## [PROBLEM STATEMENT]
Extract the full listing below without altering a single character.

Stored dataset items:
════════════════════

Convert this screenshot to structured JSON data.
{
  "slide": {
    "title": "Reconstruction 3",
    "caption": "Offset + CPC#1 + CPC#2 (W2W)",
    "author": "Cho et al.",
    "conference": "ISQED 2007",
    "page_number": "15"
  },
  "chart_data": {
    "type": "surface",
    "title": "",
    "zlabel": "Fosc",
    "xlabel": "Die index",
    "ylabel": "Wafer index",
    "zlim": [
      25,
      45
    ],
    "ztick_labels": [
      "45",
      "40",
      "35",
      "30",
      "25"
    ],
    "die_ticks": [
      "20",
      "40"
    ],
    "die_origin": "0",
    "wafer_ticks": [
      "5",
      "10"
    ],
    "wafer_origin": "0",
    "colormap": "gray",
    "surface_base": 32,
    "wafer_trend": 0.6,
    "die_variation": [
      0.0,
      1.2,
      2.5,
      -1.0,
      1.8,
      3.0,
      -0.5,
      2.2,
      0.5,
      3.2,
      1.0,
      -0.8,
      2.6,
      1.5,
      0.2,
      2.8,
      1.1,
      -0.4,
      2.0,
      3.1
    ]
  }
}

════════════════════

## [TASK ANSWER]
Convert this screenshot to structured JSON data.
{
  "slide": {
    "title": "Reconstruction 3",
    "caption": "Offset + CPC#1 + CPC#2 (W2W)",
    "author": "Cho et al.",
    "conference": "ISQED 2007",
    "page_number": "15"
  },
  "chart_data": {
    "type": "surface",
    "title": "",
    "zlabel": "Fosc",
    "xlabel": "Die index",
    "ylabel": "Wafer index",
    "zlim": [
      25,
      45
    ],
    "ztick_labels": [
      "45",
      "40",
      "35",
      "30",
      "25"
    ],
    "die_ticks": [
      "20",
      "40"
    ],
    "die_origin": "0",
    "wafer_ticks": [
      "5",
      "10"
    ],
    "wafer_origin": "0",
    "colormap": "gray",
    "surface_base": 32,
    "wafer_trend": 0.6,
    "die_variation": [
      0.0,
      1.2,
      2.5,
      -1.0,
      1.8,
      3.0,
      -0.5,
      2.2,
      0.5,
      3.2,
      1.0,
      -0.8,
      2.6,
      1.5,
      0.2,
      2.8,
      1.1,
      -0.4,
      2.0,
      3.1
    ]
  }
}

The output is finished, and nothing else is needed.